Task instructions:
Give the entries again exactly, every one of them.

# START OF Input for this task

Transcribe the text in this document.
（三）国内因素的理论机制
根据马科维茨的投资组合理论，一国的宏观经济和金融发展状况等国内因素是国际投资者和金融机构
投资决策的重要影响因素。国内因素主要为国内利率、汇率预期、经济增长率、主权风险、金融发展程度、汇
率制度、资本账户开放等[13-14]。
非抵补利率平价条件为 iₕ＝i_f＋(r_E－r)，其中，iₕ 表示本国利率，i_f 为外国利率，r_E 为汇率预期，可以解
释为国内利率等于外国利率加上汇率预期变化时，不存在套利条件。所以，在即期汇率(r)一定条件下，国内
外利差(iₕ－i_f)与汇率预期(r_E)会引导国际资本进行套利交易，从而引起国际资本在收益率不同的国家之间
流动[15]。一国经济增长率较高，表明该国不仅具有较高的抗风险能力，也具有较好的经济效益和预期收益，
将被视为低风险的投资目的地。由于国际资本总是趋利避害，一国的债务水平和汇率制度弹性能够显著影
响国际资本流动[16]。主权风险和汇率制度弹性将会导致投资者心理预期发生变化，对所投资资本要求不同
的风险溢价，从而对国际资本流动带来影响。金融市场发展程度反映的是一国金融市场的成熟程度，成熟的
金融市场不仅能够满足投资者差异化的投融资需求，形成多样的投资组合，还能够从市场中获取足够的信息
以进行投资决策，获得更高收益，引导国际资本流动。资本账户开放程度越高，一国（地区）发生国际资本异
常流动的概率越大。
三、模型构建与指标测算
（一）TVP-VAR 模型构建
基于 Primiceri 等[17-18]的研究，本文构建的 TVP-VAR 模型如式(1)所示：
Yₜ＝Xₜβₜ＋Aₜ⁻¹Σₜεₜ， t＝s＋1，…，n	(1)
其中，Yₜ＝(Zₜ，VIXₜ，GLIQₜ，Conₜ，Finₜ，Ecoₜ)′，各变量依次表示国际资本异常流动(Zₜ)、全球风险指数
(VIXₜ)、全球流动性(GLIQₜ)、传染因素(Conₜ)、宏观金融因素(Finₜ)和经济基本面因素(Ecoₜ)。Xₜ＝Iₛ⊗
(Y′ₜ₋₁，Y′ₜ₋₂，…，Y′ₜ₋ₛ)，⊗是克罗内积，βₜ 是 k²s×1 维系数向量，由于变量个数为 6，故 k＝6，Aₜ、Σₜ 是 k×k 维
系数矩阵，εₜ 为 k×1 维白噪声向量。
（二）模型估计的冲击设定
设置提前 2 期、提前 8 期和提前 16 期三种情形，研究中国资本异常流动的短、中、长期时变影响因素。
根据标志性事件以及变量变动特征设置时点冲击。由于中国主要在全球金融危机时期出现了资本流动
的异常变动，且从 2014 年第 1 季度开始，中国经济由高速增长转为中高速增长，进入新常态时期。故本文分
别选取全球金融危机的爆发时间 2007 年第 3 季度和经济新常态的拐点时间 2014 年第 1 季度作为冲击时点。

# END OF Input for this task

Correct response:
Transcribe the text in this document.
（三）国内因素的理论机制
根据马科维茨的投资组合理论，一国的宏观经济和金融发展状况等国内因素是国际投资者和金融机构
投资决策的重要影响因素。国内因素主要为国内利率、汇率预期、经济增长率、主权风险、金融发展程度、汇
率制度、资本账户开放等[13-14]。
非抵补利率平价条件为 iₕ＝i_f＋(r_E－r)，其中，iₕ 表示本国利率，i_f 为外国利率，r_E 为汇率预期，可以解
释为国内利率等于外国利率加上汇率预期变化时，不存在套利条件。所以，在即期汇率(r)一定条件下，国内
外利差(iₕ－i_f)与汇率预期(r_E)会引导国际资本进行套利交易，从而引起国际资本在收益率不同的国家之间
流动[15]。一国经济增长率较高，表明该国不仅具有较高的抗风险能力，也具有较好的经济效益和预期收益，
将被视为低风险的投资目的地。由于国际资本总是趋利避害，一国的债务水平和汇率制度弹性能够显著影
响国际资本流动[16]。主权风险和汇率制度弹性将会导致投资者心理预期发生变化，对所投资资本要求不同
的风险溢价，从而对国际资本流动带来影响。金融市场发展程度反映的是一国金融市场的成熟程度，成熟的
金融市场不仅能够满足投资者差异化的投融资需求，形成多样的投资组合，还能够从市场中获取足够的信息
以进行投资决策，获得更高收益，引导国际资本流动。资本账户开放程度越高，一国（地区）发生国际资本异
常流动的概率越大。
三、模型构建与指标测算
（一）TVP-VAR 模型构建
基于 Primiceri 等[17-18]的研究，本文构建的 TVP-VAR 模型如式(1)所示：
Yₜ＝Xₜβₜ＋Aₜ⁻¹Σₜεₜ， t＝s＋1，…，n	(1)
其中，Yₜ＝(Zₜ，VIXₜ，GLIQₜ，Conₜ，Finₜ，Ecoₜ)′，各变量依次表示国际资本异常流动(Zₜ)、全球风险指数
(VIXₜ)、全球流动性(GLIQₜ)、传染因素(Conₜ)、宏观金融因素(Finₜ)和经济基本面因素(Ecoₜ)。Xₜ＝Iₛ⊗
(Y′ₜ₋₁，Y′ₜ₋₂，…，Y′ₜ₋ₛ)，⊗是克罗内积，βₜ 是 k²s×1 维系数向量，由于变量个数为 6，故 k＝6，Aₜ、Σₜ 是 k×k 维
系数矩阵，εₜ 为 k×1 维白噪声向量。
（二）模型估计的冲击设定
设置提前 2 期、提前 8 期和提前 16 期三种情形，研究中国资本异常流动的短、中、长期时变影响因素。
根据标志性事件以及变量变动特征设置时点冲击。由于中国主要在全球金融危机时期出现了资本流动
的异常变动，且从 2014 年第 1 季度开始，中国经济由高速增长转为中高速增长，进入新常态时期。故本文分
别选取全球金融危机的爆发时间 2007 年第 3 季度和经济新常态的拐点时间 2014 年第 1 季度作为冲击时点。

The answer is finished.